Stored data entries
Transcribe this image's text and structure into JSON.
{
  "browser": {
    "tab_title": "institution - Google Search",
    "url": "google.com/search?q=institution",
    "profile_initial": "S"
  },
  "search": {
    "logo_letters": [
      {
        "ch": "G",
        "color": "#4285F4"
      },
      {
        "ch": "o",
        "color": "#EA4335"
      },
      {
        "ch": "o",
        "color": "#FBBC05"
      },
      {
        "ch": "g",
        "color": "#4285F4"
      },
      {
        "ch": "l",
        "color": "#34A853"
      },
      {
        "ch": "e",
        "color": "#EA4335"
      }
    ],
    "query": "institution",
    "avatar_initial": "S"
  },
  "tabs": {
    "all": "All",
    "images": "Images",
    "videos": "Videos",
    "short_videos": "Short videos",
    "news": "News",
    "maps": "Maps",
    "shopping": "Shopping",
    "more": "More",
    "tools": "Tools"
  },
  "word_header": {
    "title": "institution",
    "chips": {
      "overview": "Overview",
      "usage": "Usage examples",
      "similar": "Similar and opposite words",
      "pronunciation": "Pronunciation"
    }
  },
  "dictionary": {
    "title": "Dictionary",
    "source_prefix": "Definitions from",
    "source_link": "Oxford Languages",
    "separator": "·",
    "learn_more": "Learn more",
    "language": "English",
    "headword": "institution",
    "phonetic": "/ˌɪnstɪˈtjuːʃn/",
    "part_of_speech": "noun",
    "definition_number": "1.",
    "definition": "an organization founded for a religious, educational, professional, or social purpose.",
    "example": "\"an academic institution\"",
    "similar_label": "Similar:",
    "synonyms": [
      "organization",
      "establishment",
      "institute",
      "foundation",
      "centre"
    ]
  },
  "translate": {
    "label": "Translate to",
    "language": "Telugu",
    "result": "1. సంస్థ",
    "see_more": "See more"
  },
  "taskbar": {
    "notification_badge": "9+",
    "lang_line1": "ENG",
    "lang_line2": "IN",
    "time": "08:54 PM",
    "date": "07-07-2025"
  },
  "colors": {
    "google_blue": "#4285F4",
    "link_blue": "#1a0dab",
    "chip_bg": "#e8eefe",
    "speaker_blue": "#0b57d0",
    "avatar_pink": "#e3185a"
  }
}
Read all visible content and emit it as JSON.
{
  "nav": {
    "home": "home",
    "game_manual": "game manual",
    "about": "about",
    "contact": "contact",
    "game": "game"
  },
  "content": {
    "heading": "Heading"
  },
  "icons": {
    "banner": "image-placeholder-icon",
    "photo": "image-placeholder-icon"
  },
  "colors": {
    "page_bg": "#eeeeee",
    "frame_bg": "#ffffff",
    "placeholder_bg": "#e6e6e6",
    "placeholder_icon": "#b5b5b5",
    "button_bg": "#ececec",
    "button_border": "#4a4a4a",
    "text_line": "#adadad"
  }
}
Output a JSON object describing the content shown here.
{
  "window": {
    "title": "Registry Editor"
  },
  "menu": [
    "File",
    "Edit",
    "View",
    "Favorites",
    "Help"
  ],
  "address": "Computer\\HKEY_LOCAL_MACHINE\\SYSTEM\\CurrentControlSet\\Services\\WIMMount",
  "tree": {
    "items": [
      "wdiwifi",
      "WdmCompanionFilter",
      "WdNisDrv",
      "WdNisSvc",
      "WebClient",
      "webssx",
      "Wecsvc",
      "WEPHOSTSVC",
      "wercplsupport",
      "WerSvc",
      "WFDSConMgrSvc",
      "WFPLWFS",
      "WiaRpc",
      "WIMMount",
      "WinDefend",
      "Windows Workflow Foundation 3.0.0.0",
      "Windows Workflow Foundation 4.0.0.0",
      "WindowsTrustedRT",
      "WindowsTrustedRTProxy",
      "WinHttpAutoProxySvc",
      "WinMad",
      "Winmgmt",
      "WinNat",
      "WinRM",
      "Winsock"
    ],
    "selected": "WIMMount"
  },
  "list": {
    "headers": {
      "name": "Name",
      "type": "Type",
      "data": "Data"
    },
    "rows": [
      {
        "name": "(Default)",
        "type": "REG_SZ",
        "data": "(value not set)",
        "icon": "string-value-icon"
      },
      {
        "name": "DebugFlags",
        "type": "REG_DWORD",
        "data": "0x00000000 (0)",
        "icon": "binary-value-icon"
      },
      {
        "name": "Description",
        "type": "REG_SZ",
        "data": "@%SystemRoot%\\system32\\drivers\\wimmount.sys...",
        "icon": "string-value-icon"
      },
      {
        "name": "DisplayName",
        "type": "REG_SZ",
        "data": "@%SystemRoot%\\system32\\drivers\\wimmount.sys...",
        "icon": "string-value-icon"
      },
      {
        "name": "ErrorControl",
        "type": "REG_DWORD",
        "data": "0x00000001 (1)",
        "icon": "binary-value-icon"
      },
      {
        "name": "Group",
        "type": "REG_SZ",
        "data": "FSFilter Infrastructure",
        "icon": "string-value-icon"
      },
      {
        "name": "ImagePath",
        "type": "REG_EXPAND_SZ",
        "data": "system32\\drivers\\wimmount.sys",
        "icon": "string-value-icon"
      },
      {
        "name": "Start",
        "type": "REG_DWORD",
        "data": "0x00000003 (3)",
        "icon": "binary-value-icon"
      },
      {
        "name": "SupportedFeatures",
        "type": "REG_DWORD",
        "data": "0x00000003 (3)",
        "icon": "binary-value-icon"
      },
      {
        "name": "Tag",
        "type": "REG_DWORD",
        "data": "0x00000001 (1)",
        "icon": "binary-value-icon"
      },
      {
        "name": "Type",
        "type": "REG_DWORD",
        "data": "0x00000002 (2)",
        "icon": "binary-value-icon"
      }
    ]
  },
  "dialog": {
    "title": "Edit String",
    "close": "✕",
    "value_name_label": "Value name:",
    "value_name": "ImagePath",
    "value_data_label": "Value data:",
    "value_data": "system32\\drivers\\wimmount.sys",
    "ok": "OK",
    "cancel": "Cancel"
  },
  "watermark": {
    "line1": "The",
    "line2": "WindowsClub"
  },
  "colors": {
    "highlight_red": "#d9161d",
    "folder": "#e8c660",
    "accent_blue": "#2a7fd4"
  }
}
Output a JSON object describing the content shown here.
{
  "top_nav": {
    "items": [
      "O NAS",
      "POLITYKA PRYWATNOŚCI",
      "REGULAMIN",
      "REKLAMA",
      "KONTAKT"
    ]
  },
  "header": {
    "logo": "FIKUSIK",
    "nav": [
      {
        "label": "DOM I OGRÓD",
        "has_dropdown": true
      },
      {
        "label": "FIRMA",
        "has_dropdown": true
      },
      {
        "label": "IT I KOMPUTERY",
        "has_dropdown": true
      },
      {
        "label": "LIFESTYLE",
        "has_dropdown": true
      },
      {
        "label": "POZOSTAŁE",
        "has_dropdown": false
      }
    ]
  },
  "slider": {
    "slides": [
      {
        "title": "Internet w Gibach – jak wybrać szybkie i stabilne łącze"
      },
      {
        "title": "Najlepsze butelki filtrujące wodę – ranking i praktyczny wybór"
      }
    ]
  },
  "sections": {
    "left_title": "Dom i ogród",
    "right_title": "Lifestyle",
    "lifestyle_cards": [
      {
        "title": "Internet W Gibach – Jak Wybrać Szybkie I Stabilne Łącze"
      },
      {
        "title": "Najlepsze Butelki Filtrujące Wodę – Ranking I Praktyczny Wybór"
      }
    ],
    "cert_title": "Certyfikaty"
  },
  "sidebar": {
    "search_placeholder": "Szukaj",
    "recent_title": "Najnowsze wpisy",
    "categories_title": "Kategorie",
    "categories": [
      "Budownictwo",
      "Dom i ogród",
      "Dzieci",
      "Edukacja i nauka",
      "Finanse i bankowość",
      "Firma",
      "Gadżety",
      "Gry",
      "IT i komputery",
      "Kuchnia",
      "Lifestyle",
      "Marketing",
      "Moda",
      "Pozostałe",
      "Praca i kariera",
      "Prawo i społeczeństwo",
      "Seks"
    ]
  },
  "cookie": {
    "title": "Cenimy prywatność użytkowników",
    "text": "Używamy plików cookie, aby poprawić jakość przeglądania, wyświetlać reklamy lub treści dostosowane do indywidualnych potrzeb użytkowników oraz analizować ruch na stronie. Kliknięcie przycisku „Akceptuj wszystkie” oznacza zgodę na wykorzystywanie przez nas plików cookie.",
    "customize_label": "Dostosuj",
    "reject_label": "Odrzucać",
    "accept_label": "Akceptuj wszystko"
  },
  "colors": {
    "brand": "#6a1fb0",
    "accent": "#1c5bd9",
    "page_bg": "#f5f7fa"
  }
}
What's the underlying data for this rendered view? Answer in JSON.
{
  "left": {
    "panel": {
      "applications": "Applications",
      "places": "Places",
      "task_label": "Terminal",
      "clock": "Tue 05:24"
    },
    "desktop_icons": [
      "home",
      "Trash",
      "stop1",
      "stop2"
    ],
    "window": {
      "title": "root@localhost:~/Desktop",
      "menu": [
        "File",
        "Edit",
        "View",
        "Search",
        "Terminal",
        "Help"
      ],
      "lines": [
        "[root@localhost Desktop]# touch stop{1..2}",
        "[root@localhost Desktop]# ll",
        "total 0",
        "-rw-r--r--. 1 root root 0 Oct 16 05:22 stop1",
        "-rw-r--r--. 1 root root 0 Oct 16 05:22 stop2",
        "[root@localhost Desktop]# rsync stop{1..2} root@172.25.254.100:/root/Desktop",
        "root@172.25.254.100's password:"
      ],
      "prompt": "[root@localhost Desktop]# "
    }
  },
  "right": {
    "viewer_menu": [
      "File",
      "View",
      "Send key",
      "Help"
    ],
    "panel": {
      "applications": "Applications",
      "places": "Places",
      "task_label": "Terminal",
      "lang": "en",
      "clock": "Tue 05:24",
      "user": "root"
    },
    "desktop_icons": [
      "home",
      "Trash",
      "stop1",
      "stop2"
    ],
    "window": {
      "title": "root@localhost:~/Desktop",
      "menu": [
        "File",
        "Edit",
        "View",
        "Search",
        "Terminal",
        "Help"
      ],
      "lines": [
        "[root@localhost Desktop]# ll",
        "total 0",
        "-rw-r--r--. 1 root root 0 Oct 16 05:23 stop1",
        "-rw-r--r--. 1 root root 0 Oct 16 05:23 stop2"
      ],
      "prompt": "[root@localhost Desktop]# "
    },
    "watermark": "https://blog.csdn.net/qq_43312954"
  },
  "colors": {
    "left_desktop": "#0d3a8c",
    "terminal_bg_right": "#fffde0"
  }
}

* Your task
Copy each line of the data above that holds "ImagePath".

* Output below
        "name": "ImagePath",
    "value_name": "ImagePath",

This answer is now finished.